### RECORDS SUPPLIED ###
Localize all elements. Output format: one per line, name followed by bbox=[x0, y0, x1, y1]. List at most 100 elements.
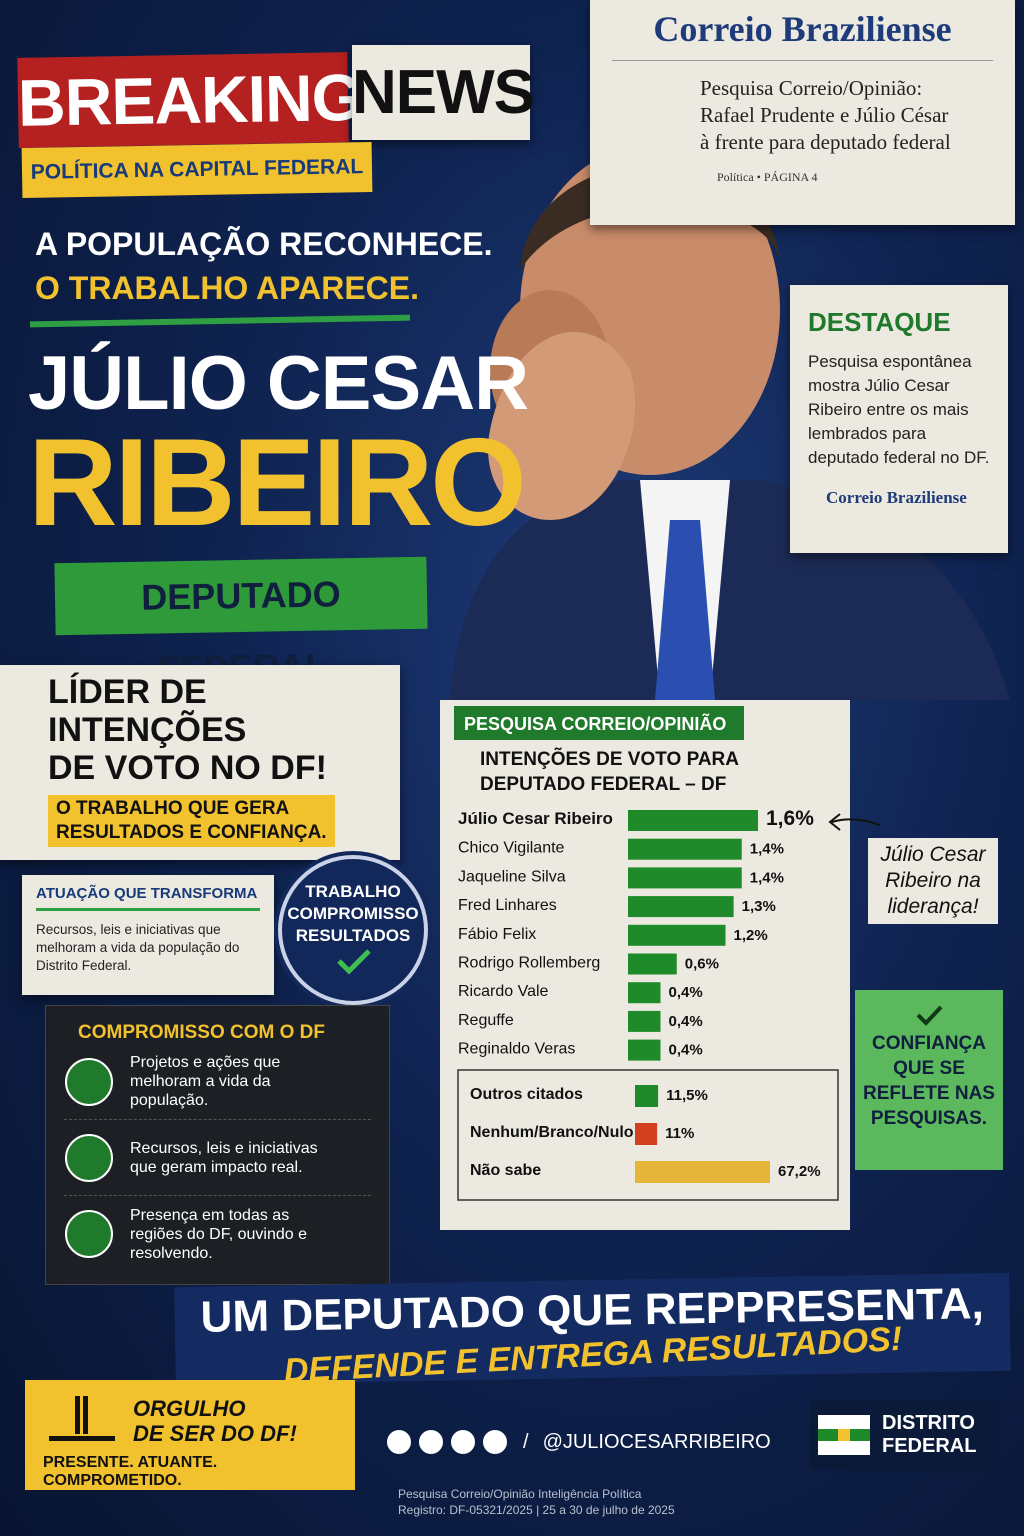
breaking-text: BREAKING bbox=[17, 59, 363, 140]
pride-motto: PRESENTE. ATUANTE. COMPROMETIDO. bbox=[43, 1454, 218, 1489]
footer: Pesquisa Correio/Opinião Inteligência Po… bbox=[398, 1486, 675, 1518]
bar bbox=[628, 896, 734, 918]
category-label: Nenhum/Branco/Nulo bbox=[470, 1124, 634, 1141]
category-label: Fred Linhares bbox=[458, 897, 557, 914]
pride-title-line: ORGULHO bbox=[133, 1396, 246, 1421]
bar bbox=[628, 867, 742, 889]
highlight-source: Correio Braziliense bbox=[826, 488, 967, 507]
commitment-icon bbox=[65, 1210, 113, 1258]
headline-line: à frente para deputado federal bbox=[700, 130, 951, 154]
category-label: Rodrigo Rollemberg bbox=[458, 955, 600, 972]
value-label: 0,4% bbox=[669, 1042, 703, 1059]
handle[interactable]: @JULIOCESARRIBEIRO bbox=[542, 1430, 771, 1453]
chart-label-box bbox=[454, 706, 744, 740]
annotation: Júlio Cesar Ribeiro na liderança! bbox=[868, 838, 998, 924]
df-flag bbox=[818, 1415, 870, 1455]
commitment-title: COMPROMISSO COM O DF bbox=[78, 1022, 325, 1043]
chart-panel: PESQUISA CORREIO/OPINIÃO INTENÇÕES DE VOT… bbox=[440, 700, 850, 1230]
x-icon[interactable] bbox=[451, 1430, 475, 1454]
seal-line: RESULTADOS bbox=[295, 926, 411, 945]
newspaper-section: Política • PÁGINA 4 bbox=[717, 170, 818, 184]
congress-icon bbox=[49, 1396, 115, 1441]
confidence-line: QUE SE bbox=[893, 1058, 965, 1079]
leader-title-line: LÍDER DE INTENÇÕES bbox=[48, 673, 247, 749]
category-label: Ricardo Vale bbox=[458, 983, 549, 1000]
annotation-line: Ribeiro na bbox=[885, 869, 981, 892]
pride-title-line: DE SER DO DF! bbox=[133, 1421, 297, 1446]
section-box: POLÍTICA NA CAPITAL FEDERAL bbox=[21, 141, 373, 199]
region-box: DISTRITO FEDERAL bbox=[810, 1400, 995, 1470]
icon-circle bbox=[65, 1210, 113, 1258]
value-label: 11,5% bbox=[666, 1087, 708, 1104]
commitment-item: Projetos e ações que melhoram a vida da … bbox=[64, 1044, 371, 1120]
section-text: POLÍTICA NA CAPITAL FEDERAL bbox=[30, 155, 364, 184]
impact-card: ATUAÇÃO QUE TRANSFORMA Recursos, leis e … bbox=[22, 875, 274, 995]
tagline: A POPULAÇÃO RECONHECE. O TRABALHO APAREC… bbox=[35, 222, 493, 310]
facebook-icon[interactable] bbox=[419, 1430, 443, 1454]
category-label: Não sabe bbox=[470, 1162, 541, 1179]
annotation-arrow bbox=[828, 813, 881, 831]
bar bbox=[628, 982, 661, 1004]
value-label: 0,4% bbox=[669, 1013, 703, 1030]
commitment-card: COMPROMISSO COM O DF Projetos e ações qu… bbox=[45, 1005, 390, 1285]
region-line: DISTRITO bbox=[882, 1412, 975, 1434]
youtube-icon[interactable] bbox=[483, 1430, 507, 1454]
impact-title: ATUAÇÃO QUE TRANSFORMA bbox=[36, 885, 260, 911]
seal-line: COMPROMISSO bbox=[287, 904, 419, 923]
category-label: Reguffe bbox=[458, 1012, 514, 1029]
confidence-text: CONFIANÇA QUE SE REFLETE NAS PESQUISAS. bbox=[855, 1031, 1003, 1131]
region-text: DISTRITO FEDERAL bbox=[882, 1412, 976, 1458]
banner: UM DEPUTADO QUE REPPRESENTA, DEFENDE E E… bbox=[174, 1272, 1011, 1390]
pride-card: ORGULHO DE SER DO DF! PRESENTE. ATUANTE.… bbox=[25, 1380, 355, 1490]
commitment-text: Projetos e ações que melhoram a vida da … bbox=[130, 1054, 281, 1109]
confidence-line: CONFIANÇA bbox=[872, 1033, 986, 1054]
masthead: Correio Braziliense bbox=[653, 9, 952, 49]
name-last: RIBEIRO bbox=[28, 414, 527, 552]
impact-text: Recursos, leis e iniciativas que melhora… bbox=[36, 922, 240, 973]
check-icon bbox=[337, 949, 371, 975]
category-label: Chico Vigilante bbox=[458, 840, 565, 857]
pride-title: ORGULHO DE SER DO DF! bbox=[133, 1396, 355, 1446]
confidence-line: REFLETE NAS bbox=[863, 1083, 995, 1104]
leader-subtitle-line: O TRABALHO QUE GERA bbox=[56, 798, 290, 819]
social-icons bbox=[387, 1430, 507, 1454]
bar bbox=[635, 1085, 659, 1107]
commitment-icon bbox=[65, 1057, 113, 1106]
role-box: DEPUTADO FEDERAL bbox=[54, 556, 428, 689]
value-label: 1,2% bbox=[734, 927, 768, 944]
category-label: Júlio Cesar Ribeiro bbox=[458, 809, 613, 828]
confidence-line: PESQUISAS. bbox=[870, 1108, 988, 1129]
newspaper-clip: Correio Braziliense Pesquisa Correio/Opi… bbox=[590, 0, 1015, 225]
footer-line: Registro: DF-05321/2025 | 25 a 30 de jul… bbox=[398, 1503, 675, 1517]
footer-line: Pesquisa Correio/Opinião Inteligência Po… bbox=[398, 1487, 642, 1501]
bar bbox=[635, 1123, 658, 1145]
separator: / bbox=[523, 1430, 529, 1453]
value-label: 0,4% bbox=[669, 984, 703, 1001]
news-box: NEWS bbox=[352, 45, 535, 140]
commitment-icon bbox=[65, 1133, 113, 1182]
name-first: JÚLIO CESAR bbox=[28, 341, 529, 426]
leader-title: LÍDER DE INTENÇÕES DE VOTO NO DF! bbox=[48, 673, 400, 787]
social-row: / @JULIOCESARRIBEIRO bbox=[385, 1428, 771, 1456]
commitment-text: Recursos, leis e iniciativas que geram i… bbox=[130, 1139, 318, 1176]
check-icon bbox=[916, 1005, 943, 1026]
chart-title: INTENÇÕES DE VOTO PARA bbox=[480, 748, 739, 770]
commitment-item: Recursos, leis e iniciativas que geram i… bbox=[64, 1120, 371, 1196]
value-label: 1,6% bbox=[766, 807, 814, 830]
annotation-line: liderança! bbox=[887, 895, 979, 918]
instagram-icon[interactable] bbox=[387, 1430, 411, 1454]
value-label: 67,2% bbox=[778, 1163, 821, 1180]
category-label: Outros citados bbox=[470, 1086, 583, 1103]
others-box bbox=[457, 1069, 839, 1201]
bar bbox=[628, 1039, 661, 1061]
highlight-text: Pesquisa espontânea mostra Júlio Cesar R… bbox=[808, 352, 990, 467]
headline-line: Pesquisa Correio/Opinião: bbox=[700, 76, 923, 100]
bar bbox=[635, 1161, 770, 1183]
bar bbox=[628, 1010, 661, 1032]
category-label: Jaqueline Silva bbox=[458, 868, 566, 885]
value-label: 11% bbox=[665, 1125, 694, 1142]
chart-title: DEPUTADO FEDERAL – DF bbox=[480, 774, 726, 795]
value-label: 1,4% bbox=[750, 869, 784, 886]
###
Swap "category-label" for "candidate-label" throughout the records above and give them again with nothing else changed. Leave the pictures out.

Localize all elements. Output format: one per line, name followed by bbox=[x0, y0, x1, y1]. List at most 100 elements.
breaking-text: BREAKING bbox=[17, 59, 363, 140]
pride-motto: PRESENTE. ATUANTE. COMPROMETIDO. bbox=[43, 1454, 218, 1489]
footer: Pesquisa Correio/Opinião Inteligência Po… bbox=[398, 1486, 675, 1518]
bar bbox=[628, 896, 734, 918]
candidate-label: Nenhum/Branco/Nulo bbox=[470, 1124, 634, 1141]
candidate-label: Fred Linhares bbox=[458, 897, 557, 914]
pride-title-line: ORGULHO bbox=[133, 1396, 246, 1421]
bar bbox=[628, 867, 742, 889]
highlight-source: Correio Braziliense bbox=[826, 488, 967, 507]
commitment-icon bbox=[65, 1210, 113, 1258]
headline-line: à frente para deputado federal bbox=[700, 130, 951, 154]
candidate-label: Rodrigo Rollemberg bbox=[458, 955, 600, 972]
value-label: 0,4% bbox=[669, 1042, 703, 1059]
handle[interactable]: @JULIOCESARRIBEIRO bbox=[542, 1430, 771, 1453]
chart-label-box bbox=[454, 706, 744, 740]
annotation: Júlio Cesar Ribeiro na liderança! bbox=[868, 838, 998, 924]
df-flag bbox=[818, 1415, 870, 1455]
commitment-title: COMPROMISSO COM O DF bbox=[78, 1022, 325, 1043]
chart-panel: PESQUISA CORREIO/OPINIÃO INTENÇÕES DE VOT… bbox=[440, 700, 850, 1230]
x-icon[interactable] bbox=[451, 1430, 475, 1454]
seal-line: RESULTADOS bbox=[295, 926, 411, 945]
newspaper-section: Política • PÁGINA 4 bbox=[717, 170, 818, 184]
congress-icon bbox=[49, 1396, 115, 1441]
confidence-line: QUE SE bbox=[893, 1058, 965, 1079]
leader-title-line: LÍDER DE INTENÇÕES bbox=[48, 673, 247, 749]
candidate-label: Ricardo Vale bbox=[458, 983, 549, 1000]
annotation-line: Ribeiro na bbox=[885, 869, 981, 892]
pride-title-line: DE SER DO DF! bbox=[133, 1421, 297, 1446]
section-box: POLÍTICA NA CAPITAL FEDERAL bbox=[21, 141, 373, 199]
region-box: DISTRITO FEDERAL bbox=[810, 1400, 995, 1470]
icon-circle bbox=[65, 1210, 113, 1258]
value-label: 11,5% bbox=[666, 1087, 708, 1104]
commitment-item: Projetos e ações que melhoram a vida da … bbox=[64, 1044, 371, 1120]
section-text: POLÍTICA NA CAPITAL FEDERAL bbox=[30, 155, 364, 184]
impact-card: ATUAÇÃO QUE TRANSFORMA Recursos, leis e … bbox=[22, 875, 274, 995]
tagline: A POPULAÇÃO RECONHECE. O TRABALHO APAREC… bbox=[35, 222, 493, 310]
facebook-icon[interactable] bbox=[419, 1430, 443, 1454]
candidate-label: Não sabe bbox=[470, 1162, 541, 1179]
annotation-arrow bbox=[828, 813, 881, 831]
bar bbox=[628, 982, 661, 1004]
value-label: 0,4% bbox=[669, 1013, 703, 1030]
commitment-card: COMPROMISSO COM O DF Projetos e ações qu… bbox=[45, 1005, 390, 1285]
region-line: DISTRITO bbox=[882, 1412, 975, 1434]
youtube-icon[interactable] bbox=[483, 1430, 507, 1454]
impact-title: ATUAÇÃO QUE TRANSFORMA bbox=[36, 885, 260, 911]
seal-line: COMPROMISSO bbox=[287, 904, 419, 923]
candidate-label: Reguffe bbox=[458, 1012, 514, 1029]
confidence-text: CONFIANÇA QUE SE REFLETE NAS PESQUISAS. bbox=[855, 1031, 1003, 1131]
region-text: DISTRITO FEDERAL bbox=[882, 1412, 976, 1458]
banner: UM DEPUTADO QUE REPPRESENTA, DEFENDE E E… bbox=[174, 1272, 1011, 1390]
pride-card: ORGULHO DE SER DO DF! PRESENTE. ATUANTE.… bbox=[25, 1380, 355, 1490]
commitment-text: Projetos e ações que melhoram a vida da … bbox=[130, 1054, 281, 1109]
confidence-line: CONFIANÇA bbox=[872, 1033, 986, 1054]
masthead: Correio Braziliense bbox=[653, 9, 952, 49]
name-last: RIBEIRO bbox=[28, 414, 527, 552]
impact-text: Recursos, leis e iniciativas que melhora… bbox=[36, 922, 240, 973]
check-icon bbox=[337, 949, 371, 975]
candidate-label: Chico Vigilante bbox=[458, 840, 565, 857]
pride-title: ORGULHO DE SER DO DF! bbox=[133, 1396, 355, 1446]
confidence-line: REFLETE NAS bbox=[863, 1083, 995, 1104]
leader-subtitle-line: O TRABALHO QUE GERA bbox=[56, 798, 290, 819]
social-icons bbox=[387, 1430, 507, 1454]
bar bbox=[635, 1085, 659, 1107]
commitment-icon bbox=[65, 1057, 113, 1106]
role-box: DEPUTADO FEDERAL bbox=[54, 556, 428, 689]
value-label: 1,2% bbox=[734, 927, 768, 944]
candidate-label: Júlio Cesar Ribeiro bbox=[458, 809, 613, 828]
confidence-line: PESQUISAS. bbox=[870, 1108, 988, 1129]
newspaper-clip: Correio Braziliense Pesquisa Correio/Opi… bbox=[590, 0, 1015, 225]
footer-line: Registro: DF-05321/2025 | 25 a 30 de jul… bbox=[398, 1503, 675, 1517]
footer-line: Pesquisa Correio/Opinião Inteligência Po… bbox=[398, 1487, 642, 1501]
bar bbox=[635, 1123, 658, 1145]
separator: / bbox=[523, 1430, 529, 1453]
value-label: 0,4% bbox=[669, 984, 703, 1001]
news-box: NEWS bbox=[352, 45, 535, 140]
commitment-icon bbox=[65, 1133, 113, 1182]
name-first: JÚLIO CESAR bbox=[28, 341, 529, 426]
leader-title: LÍDER DE INTENÇÕES DE VOTO NO DF! bbox=[48, 673, 400, 787]
social-row: / @JULIOCESARRIBEIRO bbox=[385, 1428, 771, 1456]
commitment-text: Recursos, leis e iniciativas que geram i… bbox=[130, 1139, 318, 1176]
check-icon bbox=[916, 1005, 943, 1026]
chart-title: INTENÇÕES DE VOTO PARA bbox=[480, 748, 739, 770]
commitment-item: Recursos, leis e iniciativas que geram i… bbox=[64, 1120, 371, 1196]
value-label: 1,6% bbox=[766, 807, 814, 830]
annotation-line: liderança! bbox=[887, 895, 979, 918]
instagram-icon[interactable] bbox=[387, 1430, 411, 1454]
value-label: 67,2% bbox=[778, 1163, 821, 1180]
candidate-label: Outros citados bbox=[470, 1086, 583, 1103]
others-box bbox=[457, 1069, 839, 1201]
bar bbox=[628, 1039, 661, 1061]
highlight-text: Pesquisa espontânea mostra Júlio Cesar R… bbox=[808, 352, 990, 467]
headline-line: Pesquisa Correio/Opinião: bbox=[700, 76, 923, 100]
bar bbox=[635, 1161, 770, 1183]
bar bbox=[628, 1010, 661, 1032]
candidate-label: Jaqueline Silva bbox=[458, 868, 566, 885]
value-label: 11% bbox=[665, 1125, 694, 1142]
chart-title: DEPUTADO FEDERAL – DF bbox=[480, 774, 726, 795]
value-label: 1,4% bbox=[750, 869, 784, 886]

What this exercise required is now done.